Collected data
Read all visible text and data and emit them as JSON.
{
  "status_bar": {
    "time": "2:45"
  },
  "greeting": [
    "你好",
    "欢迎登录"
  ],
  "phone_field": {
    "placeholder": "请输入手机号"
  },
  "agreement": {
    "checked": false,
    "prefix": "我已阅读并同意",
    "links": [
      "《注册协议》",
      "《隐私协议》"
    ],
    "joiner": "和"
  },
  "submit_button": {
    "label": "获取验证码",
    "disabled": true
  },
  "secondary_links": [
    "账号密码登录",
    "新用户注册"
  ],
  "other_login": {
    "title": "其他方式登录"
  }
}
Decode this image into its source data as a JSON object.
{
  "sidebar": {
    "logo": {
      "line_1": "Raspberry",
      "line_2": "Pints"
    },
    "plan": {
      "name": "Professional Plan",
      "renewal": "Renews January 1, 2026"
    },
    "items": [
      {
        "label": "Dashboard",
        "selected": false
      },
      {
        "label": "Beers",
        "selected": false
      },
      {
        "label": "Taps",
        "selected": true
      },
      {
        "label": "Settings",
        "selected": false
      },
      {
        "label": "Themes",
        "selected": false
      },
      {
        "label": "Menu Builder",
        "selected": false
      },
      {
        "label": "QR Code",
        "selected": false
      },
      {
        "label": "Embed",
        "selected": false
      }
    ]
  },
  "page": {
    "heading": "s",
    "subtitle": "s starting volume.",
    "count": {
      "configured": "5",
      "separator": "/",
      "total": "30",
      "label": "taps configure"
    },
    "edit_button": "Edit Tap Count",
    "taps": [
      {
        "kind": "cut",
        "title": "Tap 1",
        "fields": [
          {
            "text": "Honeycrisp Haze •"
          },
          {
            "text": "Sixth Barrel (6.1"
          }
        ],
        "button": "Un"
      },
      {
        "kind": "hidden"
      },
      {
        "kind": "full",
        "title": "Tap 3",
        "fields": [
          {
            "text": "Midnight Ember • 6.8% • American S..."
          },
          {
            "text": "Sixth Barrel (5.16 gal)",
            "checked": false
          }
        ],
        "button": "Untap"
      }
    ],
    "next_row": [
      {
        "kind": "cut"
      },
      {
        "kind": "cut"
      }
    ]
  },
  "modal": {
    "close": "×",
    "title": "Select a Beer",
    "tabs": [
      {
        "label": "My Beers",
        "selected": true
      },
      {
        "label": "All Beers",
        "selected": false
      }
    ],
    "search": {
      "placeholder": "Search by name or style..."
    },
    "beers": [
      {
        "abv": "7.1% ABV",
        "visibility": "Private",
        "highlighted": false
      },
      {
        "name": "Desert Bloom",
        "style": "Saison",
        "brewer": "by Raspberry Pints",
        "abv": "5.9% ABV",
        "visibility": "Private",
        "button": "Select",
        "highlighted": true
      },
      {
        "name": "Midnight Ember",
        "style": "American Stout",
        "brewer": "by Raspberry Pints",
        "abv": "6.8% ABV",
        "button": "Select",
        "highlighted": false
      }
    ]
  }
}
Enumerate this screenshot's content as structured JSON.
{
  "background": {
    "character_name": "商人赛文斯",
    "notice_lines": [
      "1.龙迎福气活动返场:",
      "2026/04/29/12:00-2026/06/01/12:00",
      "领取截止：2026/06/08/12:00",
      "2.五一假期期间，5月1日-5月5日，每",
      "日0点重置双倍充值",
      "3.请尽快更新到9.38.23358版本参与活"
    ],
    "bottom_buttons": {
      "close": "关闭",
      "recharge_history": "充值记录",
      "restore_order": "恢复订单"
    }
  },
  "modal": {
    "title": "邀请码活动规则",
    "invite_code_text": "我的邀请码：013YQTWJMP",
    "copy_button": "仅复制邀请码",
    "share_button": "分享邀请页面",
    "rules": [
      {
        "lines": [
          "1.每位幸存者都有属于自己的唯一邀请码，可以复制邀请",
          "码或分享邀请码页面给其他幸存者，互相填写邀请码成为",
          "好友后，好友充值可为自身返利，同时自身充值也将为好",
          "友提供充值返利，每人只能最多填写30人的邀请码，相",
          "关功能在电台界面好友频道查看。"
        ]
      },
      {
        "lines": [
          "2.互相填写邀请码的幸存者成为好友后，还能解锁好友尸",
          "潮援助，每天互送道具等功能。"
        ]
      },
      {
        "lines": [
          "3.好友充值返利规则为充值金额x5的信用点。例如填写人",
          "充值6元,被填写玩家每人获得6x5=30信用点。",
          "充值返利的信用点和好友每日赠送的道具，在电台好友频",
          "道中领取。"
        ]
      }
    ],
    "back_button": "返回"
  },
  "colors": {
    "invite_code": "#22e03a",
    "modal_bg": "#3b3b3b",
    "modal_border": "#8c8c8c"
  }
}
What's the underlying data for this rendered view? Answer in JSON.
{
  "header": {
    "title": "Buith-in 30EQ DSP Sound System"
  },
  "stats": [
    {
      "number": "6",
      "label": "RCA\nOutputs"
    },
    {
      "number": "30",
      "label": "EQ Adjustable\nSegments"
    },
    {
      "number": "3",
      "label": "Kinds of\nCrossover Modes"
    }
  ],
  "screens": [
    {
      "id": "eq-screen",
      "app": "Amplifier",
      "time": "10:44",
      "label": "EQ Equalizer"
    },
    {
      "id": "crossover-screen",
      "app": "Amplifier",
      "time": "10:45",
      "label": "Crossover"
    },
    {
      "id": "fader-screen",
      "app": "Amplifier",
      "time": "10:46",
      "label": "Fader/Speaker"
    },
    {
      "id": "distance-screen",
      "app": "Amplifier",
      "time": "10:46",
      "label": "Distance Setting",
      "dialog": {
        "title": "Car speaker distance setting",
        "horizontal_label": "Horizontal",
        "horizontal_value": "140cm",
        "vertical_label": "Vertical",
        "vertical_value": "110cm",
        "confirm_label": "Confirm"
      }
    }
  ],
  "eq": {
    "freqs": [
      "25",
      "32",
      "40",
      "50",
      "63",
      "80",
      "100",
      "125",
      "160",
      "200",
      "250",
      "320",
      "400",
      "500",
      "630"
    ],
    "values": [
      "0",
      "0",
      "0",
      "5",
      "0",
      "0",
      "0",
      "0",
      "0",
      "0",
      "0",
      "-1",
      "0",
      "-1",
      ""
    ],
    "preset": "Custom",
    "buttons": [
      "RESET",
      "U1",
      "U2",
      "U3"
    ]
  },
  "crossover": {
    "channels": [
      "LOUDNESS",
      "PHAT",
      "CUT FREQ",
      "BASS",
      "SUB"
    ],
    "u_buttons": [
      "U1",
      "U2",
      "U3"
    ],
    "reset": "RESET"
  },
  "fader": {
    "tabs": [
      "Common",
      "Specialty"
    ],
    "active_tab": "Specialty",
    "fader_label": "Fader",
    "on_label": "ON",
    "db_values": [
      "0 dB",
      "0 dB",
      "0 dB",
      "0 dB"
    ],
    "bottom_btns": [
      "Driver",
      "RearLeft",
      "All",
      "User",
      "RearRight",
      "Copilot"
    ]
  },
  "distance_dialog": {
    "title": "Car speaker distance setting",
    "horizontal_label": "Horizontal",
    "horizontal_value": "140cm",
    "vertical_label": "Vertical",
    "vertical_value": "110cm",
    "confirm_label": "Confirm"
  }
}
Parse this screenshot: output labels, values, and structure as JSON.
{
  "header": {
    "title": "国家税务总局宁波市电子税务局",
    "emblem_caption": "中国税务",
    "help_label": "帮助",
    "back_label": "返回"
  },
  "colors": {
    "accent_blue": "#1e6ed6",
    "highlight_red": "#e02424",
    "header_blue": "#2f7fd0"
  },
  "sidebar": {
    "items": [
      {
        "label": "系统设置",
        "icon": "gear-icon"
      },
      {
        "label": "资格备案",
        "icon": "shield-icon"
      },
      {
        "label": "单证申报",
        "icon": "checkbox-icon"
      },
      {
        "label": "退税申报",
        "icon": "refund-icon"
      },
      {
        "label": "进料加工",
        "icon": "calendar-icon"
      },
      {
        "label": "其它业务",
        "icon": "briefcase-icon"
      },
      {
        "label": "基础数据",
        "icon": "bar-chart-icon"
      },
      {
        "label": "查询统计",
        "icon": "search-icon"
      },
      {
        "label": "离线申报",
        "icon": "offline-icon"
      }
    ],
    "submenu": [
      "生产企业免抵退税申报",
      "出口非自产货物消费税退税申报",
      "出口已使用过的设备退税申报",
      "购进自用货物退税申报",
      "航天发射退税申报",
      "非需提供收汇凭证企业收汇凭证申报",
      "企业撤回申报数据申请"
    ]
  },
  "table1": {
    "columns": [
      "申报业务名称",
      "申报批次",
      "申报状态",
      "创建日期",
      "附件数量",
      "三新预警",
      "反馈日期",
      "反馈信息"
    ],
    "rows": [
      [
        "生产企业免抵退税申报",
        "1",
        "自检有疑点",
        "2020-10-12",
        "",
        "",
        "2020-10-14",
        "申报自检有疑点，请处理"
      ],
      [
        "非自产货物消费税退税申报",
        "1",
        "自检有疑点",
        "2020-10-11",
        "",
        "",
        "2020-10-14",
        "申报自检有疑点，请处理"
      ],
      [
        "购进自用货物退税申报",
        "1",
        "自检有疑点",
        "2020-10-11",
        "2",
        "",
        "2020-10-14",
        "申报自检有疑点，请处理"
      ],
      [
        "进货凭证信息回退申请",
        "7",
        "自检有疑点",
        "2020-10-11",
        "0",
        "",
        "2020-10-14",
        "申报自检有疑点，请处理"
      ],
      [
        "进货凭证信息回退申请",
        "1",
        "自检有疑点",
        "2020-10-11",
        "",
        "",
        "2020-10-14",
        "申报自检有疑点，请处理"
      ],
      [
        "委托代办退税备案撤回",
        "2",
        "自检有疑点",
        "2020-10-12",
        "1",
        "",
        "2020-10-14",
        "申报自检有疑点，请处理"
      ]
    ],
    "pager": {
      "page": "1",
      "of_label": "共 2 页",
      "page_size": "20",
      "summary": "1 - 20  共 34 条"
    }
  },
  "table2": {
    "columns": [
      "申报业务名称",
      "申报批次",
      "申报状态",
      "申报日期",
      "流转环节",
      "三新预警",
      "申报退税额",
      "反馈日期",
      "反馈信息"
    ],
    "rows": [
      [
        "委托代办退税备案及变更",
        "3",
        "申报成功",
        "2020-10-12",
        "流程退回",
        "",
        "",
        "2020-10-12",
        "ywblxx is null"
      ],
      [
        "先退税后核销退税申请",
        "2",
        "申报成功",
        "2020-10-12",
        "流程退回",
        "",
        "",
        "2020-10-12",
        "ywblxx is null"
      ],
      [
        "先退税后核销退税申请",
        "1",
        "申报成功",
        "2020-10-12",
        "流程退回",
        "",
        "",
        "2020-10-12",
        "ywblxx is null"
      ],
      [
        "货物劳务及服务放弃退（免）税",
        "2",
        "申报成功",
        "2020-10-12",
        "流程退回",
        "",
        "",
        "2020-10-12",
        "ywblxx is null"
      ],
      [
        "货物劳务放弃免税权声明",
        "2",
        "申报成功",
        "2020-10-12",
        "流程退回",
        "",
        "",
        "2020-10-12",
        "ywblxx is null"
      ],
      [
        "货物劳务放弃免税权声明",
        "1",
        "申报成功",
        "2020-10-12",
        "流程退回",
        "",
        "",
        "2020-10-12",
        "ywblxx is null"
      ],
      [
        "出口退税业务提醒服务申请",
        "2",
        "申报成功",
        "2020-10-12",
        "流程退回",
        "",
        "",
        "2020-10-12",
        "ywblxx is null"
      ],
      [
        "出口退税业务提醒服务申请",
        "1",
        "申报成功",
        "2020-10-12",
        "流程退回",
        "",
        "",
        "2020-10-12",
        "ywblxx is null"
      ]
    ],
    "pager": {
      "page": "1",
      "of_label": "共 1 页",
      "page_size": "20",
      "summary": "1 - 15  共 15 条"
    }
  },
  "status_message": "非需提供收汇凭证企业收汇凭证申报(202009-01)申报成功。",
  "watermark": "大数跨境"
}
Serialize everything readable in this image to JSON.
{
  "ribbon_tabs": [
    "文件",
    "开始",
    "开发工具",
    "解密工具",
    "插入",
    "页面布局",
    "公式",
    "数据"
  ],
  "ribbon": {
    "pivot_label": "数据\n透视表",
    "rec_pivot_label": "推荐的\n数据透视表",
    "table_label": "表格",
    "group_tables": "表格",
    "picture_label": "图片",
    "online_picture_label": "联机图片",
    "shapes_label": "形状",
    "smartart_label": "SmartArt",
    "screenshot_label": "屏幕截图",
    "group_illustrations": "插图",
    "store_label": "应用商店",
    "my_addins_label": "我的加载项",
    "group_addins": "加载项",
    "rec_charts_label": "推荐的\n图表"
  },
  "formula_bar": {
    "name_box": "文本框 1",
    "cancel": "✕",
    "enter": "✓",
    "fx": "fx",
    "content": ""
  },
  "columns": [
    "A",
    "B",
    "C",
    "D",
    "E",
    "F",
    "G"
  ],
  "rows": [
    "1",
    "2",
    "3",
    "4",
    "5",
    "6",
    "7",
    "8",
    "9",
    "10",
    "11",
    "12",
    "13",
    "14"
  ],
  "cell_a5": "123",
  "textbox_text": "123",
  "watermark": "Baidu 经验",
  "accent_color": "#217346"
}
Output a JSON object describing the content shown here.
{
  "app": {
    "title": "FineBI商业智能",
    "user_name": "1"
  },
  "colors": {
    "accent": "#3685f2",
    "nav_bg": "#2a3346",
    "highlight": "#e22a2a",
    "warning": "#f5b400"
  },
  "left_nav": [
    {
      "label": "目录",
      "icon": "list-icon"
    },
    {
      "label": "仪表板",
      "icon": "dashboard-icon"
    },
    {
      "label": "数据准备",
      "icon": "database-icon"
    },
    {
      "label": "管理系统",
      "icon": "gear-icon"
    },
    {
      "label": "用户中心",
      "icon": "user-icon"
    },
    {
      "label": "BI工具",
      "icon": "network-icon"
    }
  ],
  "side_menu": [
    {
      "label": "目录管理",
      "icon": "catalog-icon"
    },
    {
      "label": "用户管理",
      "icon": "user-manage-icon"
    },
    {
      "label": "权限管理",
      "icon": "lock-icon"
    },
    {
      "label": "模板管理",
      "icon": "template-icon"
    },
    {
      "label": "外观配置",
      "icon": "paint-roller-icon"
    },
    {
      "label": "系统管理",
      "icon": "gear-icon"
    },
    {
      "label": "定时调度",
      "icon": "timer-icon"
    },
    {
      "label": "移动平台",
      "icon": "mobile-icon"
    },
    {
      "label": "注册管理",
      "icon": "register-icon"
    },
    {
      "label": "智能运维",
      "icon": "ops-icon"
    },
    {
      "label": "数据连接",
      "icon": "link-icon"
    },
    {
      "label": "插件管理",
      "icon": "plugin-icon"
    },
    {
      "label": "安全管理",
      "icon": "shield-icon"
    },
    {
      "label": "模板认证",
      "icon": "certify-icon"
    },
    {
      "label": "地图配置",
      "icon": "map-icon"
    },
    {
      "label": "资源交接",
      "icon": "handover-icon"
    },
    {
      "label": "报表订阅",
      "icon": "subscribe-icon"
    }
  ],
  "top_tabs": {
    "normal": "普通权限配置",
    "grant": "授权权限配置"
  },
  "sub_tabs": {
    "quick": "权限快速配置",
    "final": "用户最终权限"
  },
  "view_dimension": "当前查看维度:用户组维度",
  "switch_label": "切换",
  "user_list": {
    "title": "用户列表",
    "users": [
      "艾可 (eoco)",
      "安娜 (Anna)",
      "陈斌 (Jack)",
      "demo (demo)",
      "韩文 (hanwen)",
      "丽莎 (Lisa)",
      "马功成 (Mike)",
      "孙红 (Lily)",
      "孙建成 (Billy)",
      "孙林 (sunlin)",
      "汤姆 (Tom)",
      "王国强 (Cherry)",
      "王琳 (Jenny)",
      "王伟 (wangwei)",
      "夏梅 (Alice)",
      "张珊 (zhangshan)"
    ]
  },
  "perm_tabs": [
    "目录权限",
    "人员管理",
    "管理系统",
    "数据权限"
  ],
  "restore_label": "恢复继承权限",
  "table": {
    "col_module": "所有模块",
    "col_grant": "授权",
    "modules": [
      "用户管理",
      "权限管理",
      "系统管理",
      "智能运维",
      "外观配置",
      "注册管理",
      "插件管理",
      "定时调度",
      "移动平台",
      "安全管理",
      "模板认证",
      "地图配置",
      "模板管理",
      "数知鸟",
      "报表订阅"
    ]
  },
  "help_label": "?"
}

## [Written task]
Count how many lines in the data above hold the string "image", and give the number with no other words.

## [Written answer]
2